[Dataset rows]
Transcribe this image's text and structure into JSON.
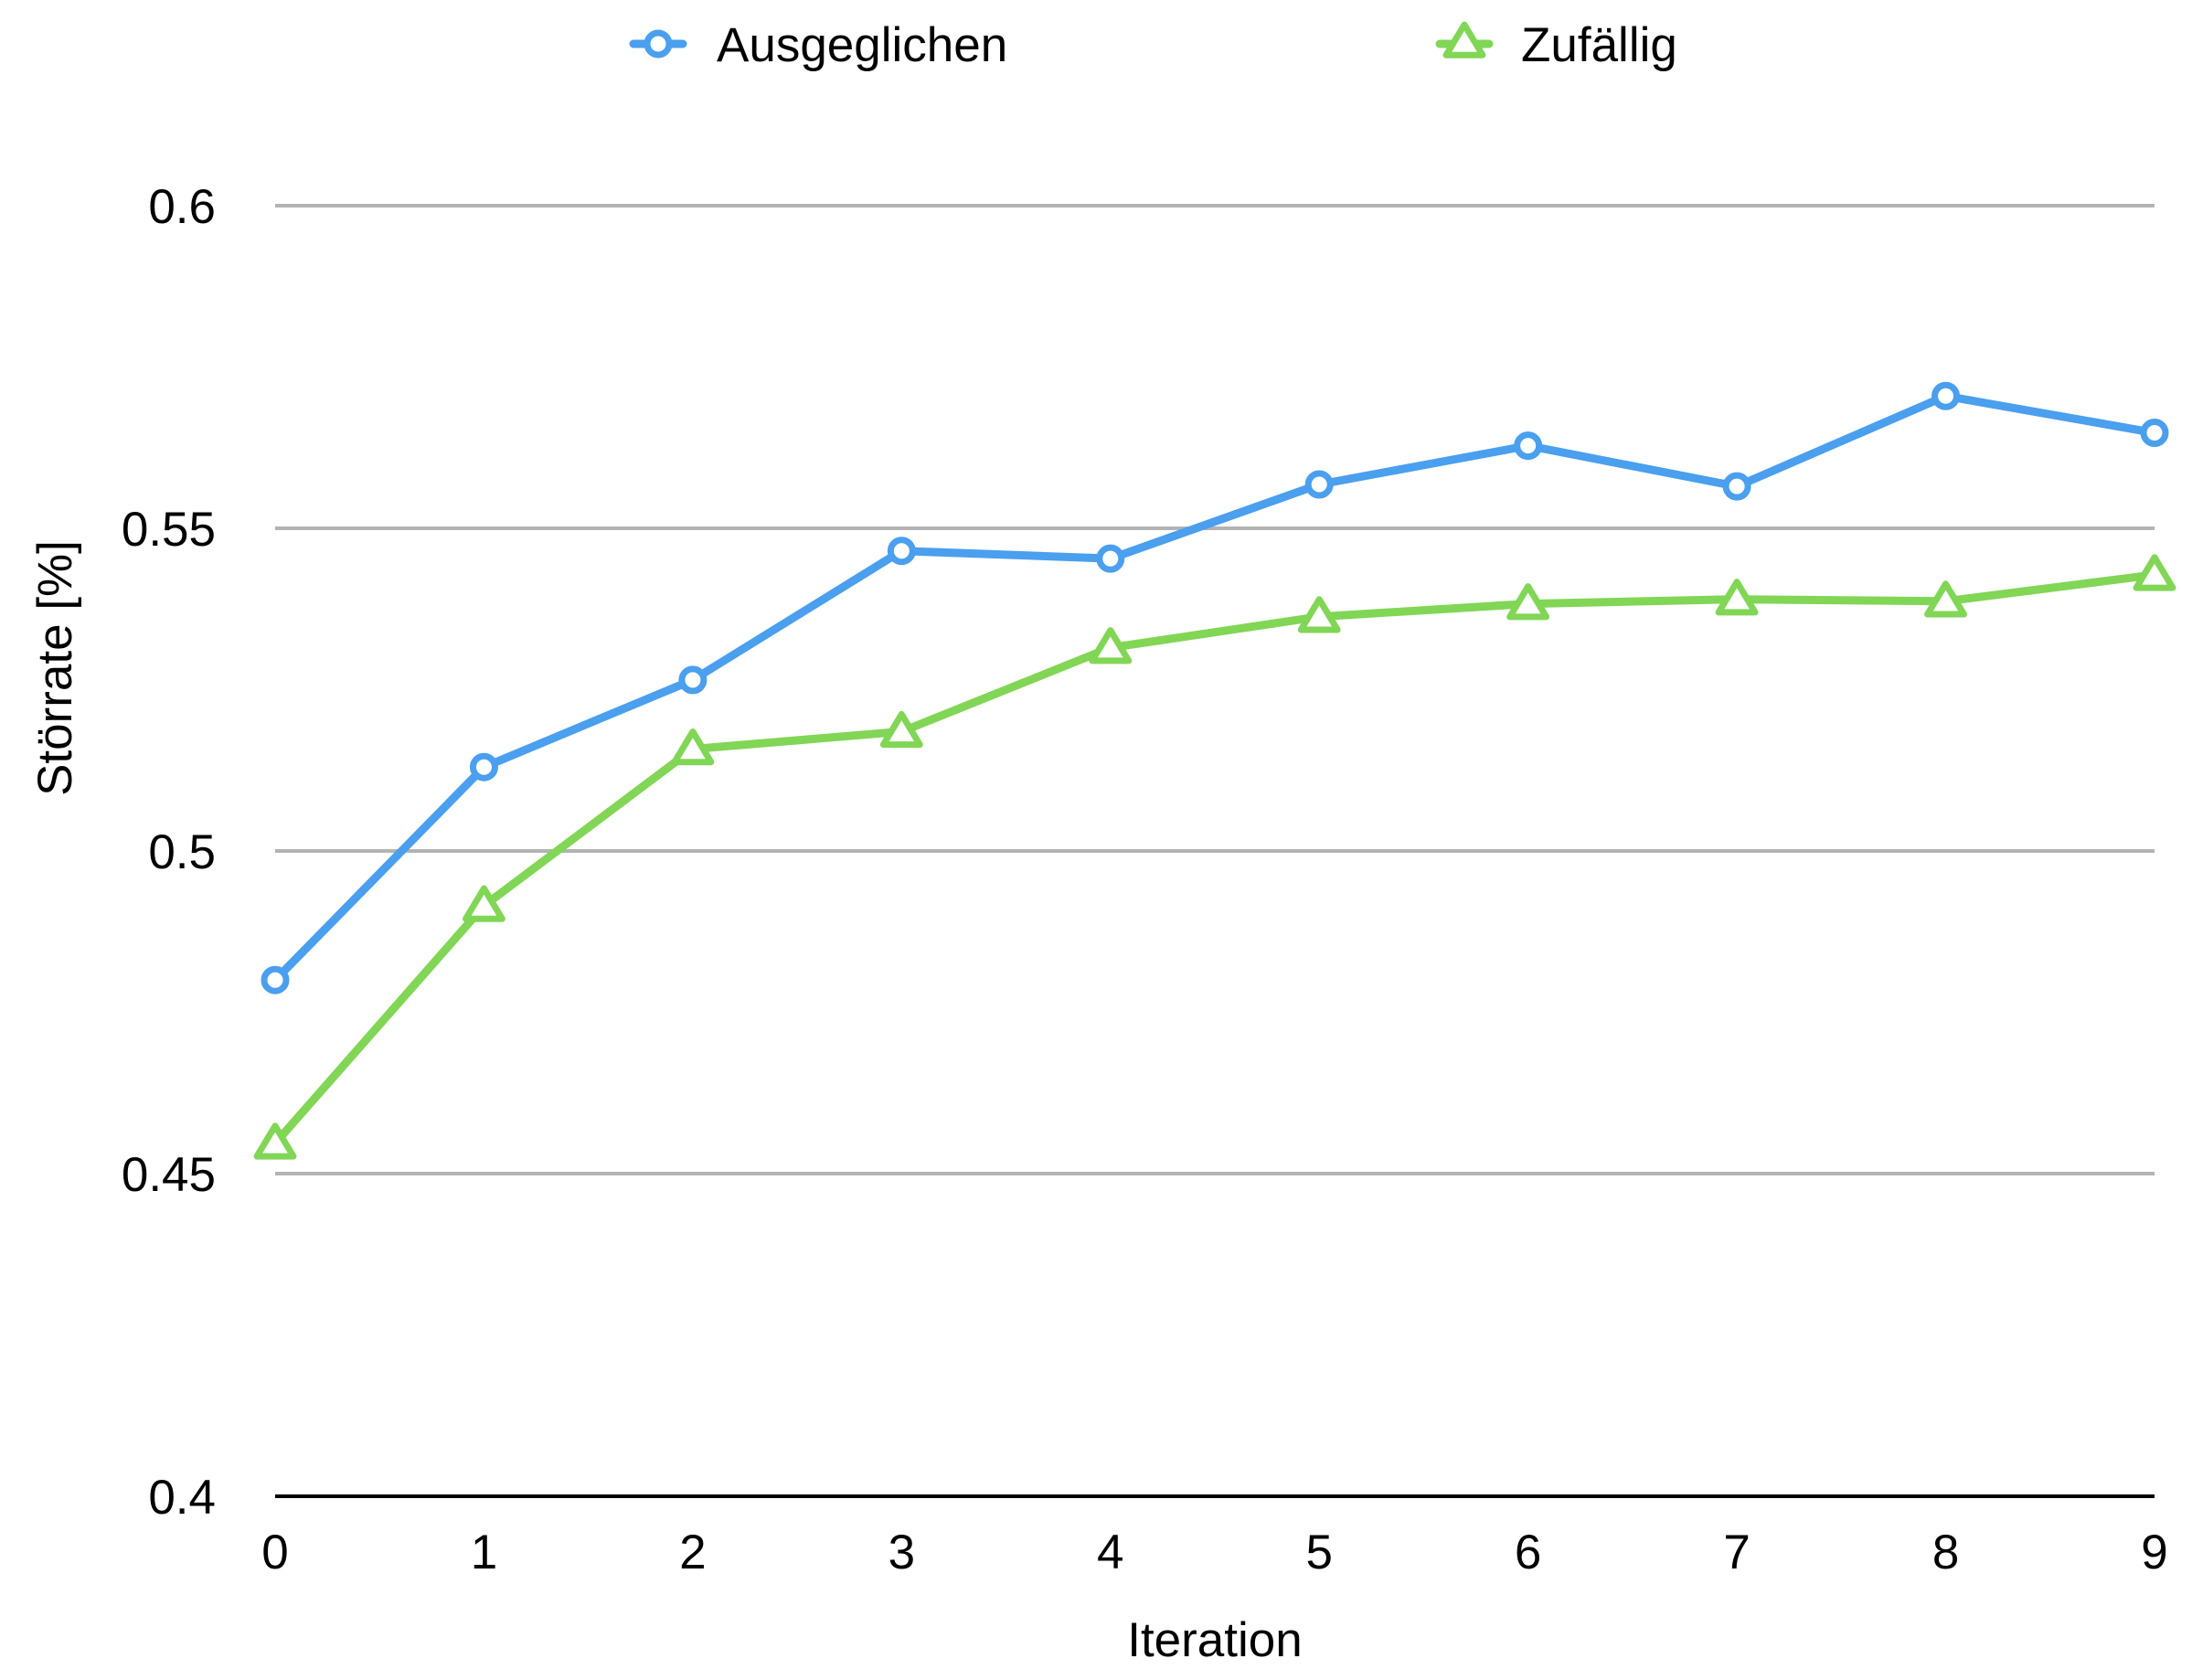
{
  "chart_data": {
    "type": "line",
    "title": "",
    "xlabel": "Iteration",
    "ylabel": "Störrate [%]",
    "x": [
      0,
      1,
      2,
      3,
      4,
      5,
      6,
      7,
      8,
      9
    ],
    "xticks": [
      "0",
      "1",
      "2",
      "3",
      "4",
      "5",
      "6",
      "7",
      "8",
      "9"
    ],
    "yticks": [
      "0.4",
      "0.45",
      "0.5",
      "0.55",
      "0.6"
    ],
    "ylim": [
      0.4,
      0.6
    ],
    "grid": "horizontal",
    "legend_position": "top",
    "series": [
      {
        "name": "Ausgeglichen",
        "color": "#4a9fee",
        "marker": "circle",
        "values": [
          0.48,
          0.513,
          0.5265,
          0.5465,
          0.5453,
          0.5568,
          0.5628,
          0.5565,
          0.5705,
          0.5648
        ]
      },
      {
        "name": "Zufällig",
        "color": "#81d655",
        "marker": "triangle",
        "values": [
          0.4547,
          0.4915,
          0.5158,
          0.5185,
          0.5315,
          0.5363,
          0.5383,
          0.539,
          0.5387,
          0.5428
        ]
      }
    ]
  }
}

-- WHAT NEEDS TO BE DONE --
Repeat all of the data above word for word, minus the pictures.

-- CORRECT OUTPUT --
Transcribe this image's text and structure into JSON.
{
  "chart_data": {
    "type": "line",
    "title": "",
    "xlabel": "Iteration",
    "ylabel": "Störrate [%]",
    "x": [
      0,
      1,
      2,
      3,
      4,
      5,
      6,
      7,
      8,
      9
    ],
    "xticks": [
      "0",
      "1",
      "2",
      "3",
      "4",
      "5",
      "6",
      "7",
      "8",
      "9"
    ],
    "yticks": [
      "0.4",
      "0.45",
      "0.5",
      "0.55",
      "0.6"
    ],
    "ylim": [
      0.4,
      0.6
    ],
    "grid": "horizontal",
    "legend_position": "top",
    "series": [
      {
        "name": "Ausgeglichen",
        "color": "#4a9fee",
        "marker": "circle",
        "values": [
          0.48,
          0.513,
          0.5265,
          0.5465,
          0.5453,
          0.5568,
          0.5628,
          0.5565,
          0.5705,
          0.5648
        ]
      },
      {
        "name": "Zufällig",
        "color": "#81d655",
        "marker": "triangle",
        "values": [
          0.4547,
          0.4915,
          0.5158,
          0.5185,
          0.5315,
          0.5363,
          0.5383,
          0.539,
          0.5387,
          0.5428
        ]
      }
    ]
  }
}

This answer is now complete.